= WHAT TO DO =
Reply with only the number of lines that contain the string "Quantiles".
━━━━━━━━━━━━━━━━
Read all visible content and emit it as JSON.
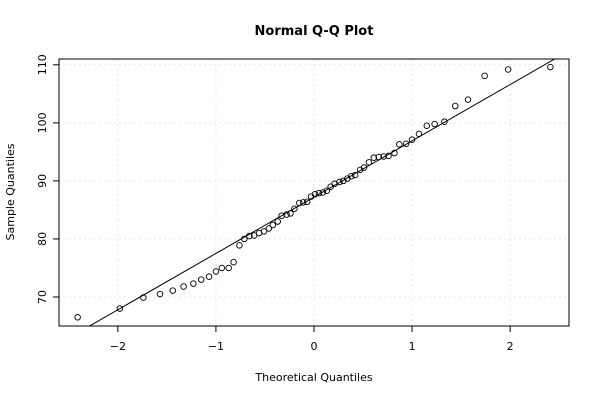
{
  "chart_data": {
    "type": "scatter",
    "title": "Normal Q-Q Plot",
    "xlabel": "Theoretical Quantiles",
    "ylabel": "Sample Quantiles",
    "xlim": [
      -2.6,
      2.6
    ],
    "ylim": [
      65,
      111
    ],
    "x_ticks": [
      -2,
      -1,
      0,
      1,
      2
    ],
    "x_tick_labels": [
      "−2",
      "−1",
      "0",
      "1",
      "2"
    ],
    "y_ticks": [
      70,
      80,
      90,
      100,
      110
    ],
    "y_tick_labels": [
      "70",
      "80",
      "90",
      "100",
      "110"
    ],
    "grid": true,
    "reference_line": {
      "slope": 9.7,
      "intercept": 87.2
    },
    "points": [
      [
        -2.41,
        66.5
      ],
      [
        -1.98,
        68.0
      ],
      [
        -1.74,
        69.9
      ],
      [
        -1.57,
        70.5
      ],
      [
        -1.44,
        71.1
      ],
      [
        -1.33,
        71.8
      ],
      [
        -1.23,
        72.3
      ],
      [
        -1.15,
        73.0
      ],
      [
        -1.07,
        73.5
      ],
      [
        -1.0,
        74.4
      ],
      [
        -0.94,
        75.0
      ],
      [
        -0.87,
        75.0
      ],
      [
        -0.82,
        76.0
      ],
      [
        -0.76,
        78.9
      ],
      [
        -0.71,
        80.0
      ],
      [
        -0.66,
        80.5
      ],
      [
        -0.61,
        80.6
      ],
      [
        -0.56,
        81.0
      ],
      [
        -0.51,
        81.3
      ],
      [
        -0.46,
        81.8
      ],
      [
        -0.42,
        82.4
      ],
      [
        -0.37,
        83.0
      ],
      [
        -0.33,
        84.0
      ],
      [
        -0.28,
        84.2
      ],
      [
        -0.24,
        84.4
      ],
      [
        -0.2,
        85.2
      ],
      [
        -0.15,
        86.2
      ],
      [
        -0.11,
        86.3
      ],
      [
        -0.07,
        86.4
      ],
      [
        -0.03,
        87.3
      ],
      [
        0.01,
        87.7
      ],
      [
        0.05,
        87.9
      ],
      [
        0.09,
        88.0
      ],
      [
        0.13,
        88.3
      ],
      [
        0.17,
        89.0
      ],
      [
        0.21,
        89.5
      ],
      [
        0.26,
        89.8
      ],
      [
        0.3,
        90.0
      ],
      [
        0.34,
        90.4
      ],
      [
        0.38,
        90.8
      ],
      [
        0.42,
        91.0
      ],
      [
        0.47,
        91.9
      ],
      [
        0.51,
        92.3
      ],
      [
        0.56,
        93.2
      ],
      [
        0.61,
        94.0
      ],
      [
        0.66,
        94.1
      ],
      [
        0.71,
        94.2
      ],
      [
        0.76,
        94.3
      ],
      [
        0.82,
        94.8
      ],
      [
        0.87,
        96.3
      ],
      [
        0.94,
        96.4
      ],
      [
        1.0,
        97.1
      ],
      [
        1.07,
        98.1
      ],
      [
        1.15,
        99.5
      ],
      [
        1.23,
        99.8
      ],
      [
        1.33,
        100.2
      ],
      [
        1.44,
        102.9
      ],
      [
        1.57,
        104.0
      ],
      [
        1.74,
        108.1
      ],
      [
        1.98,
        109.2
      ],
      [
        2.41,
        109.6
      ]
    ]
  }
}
━━━━━━━━━━━━━━━━
= ANSWER FOR THIS EXERCISE =
2